◆ **What to work on**
The records below are to be repeated in full, exactly as they are.

◆ **Data for the task**
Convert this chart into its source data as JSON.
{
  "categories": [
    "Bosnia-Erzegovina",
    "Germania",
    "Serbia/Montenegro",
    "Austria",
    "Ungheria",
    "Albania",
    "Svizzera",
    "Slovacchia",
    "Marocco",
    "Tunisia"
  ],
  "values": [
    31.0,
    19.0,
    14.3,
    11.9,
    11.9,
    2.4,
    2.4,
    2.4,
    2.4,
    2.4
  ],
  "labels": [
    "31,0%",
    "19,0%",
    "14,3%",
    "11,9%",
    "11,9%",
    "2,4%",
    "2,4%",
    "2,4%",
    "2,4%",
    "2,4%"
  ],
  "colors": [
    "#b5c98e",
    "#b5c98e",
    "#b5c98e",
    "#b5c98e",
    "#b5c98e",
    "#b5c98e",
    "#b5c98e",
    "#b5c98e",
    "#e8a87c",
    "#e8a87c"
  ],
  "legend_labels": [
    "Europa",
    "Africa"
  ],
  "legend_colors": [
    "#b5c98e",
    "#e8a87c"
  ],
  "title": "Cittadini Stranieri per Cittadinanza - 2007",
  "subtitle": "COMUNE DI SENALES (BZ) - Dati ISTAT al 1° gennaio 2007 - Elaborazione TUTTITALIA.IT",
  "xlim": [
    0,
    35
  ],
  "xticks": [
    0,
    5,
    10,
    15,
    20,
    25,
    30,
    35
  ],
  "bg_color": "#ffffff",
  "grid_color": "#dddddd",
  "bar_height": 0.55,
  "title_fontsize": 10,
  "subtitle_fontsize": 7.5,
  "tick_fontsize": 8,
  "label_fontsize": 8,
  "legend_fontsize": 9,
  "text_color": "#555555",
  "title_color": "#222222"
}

◆ **Answer to the problem**
Convert this chart into its source data as JSON.
{
  "categories": [
    "Bosnia-Erzegovina",
    "Germania",
    "Serbia/Montenegro",
    "Austria",
    "Ungheria",
    "Albania",
    "Svizzera",
    "Slovacchia",
    "Marocco",
    "Tunisia"
  ],
  "values": [
    31.0,
    19.0,
    14.3,
    11.9,
    11.9,
    2.4,
    2.4,
    2.4,
    2.4,
    2.4
  ],
  "labels": [
    "31,0%",
    "19,0%",
    "14,3%",
    "11,9%",
    "11,9%",
    "2,4%",
    "2,4%",
    "2,4%",
    "2,4%",
    "2,4%"
  ],
  "colors": [
    "#b5c98e",
    "#b5c98e",
    "#b5c98e",
    "#b5c98e",
    "#b5c98e",
    "#b5c98e",
    "#b5c98e",
    "#b5c98e",
    "#e8a87c",
    "#e8a87c"
  ],
  "legend_labels": [
    "Europa",
    "Africa"
  ],
  "legend_colors": [
    "#b5c98e",
    "#e8a87c"
  ],
  "title": "Cittadini Stranieri per Cittadinanza - 2007",
  "subtitle": "COMUNE DI SENALES (BZ) - Dati ISTAT al 1° gennaio 2007 - Elaborazione TUTTITALIA.IT",
  "xlim": [
    0,
    35
  ],
  "xticks": [
    0,
    5,
    10,
    15,
    20,
    25,
    30,
    35
  ],
  "bg_color": "#ffffff",
  "grid_color": "#dddddd",
  "bar_height": 0.55,
  "title_fontsize": 10,
  "subtitle_fontsize": 7.5,
  "tick_fontsize": 8,
  "label_fontsize": 8,
  "legend_fontsize": 9,
  "text_color": "#555555",
  "title_color": "#222222"
}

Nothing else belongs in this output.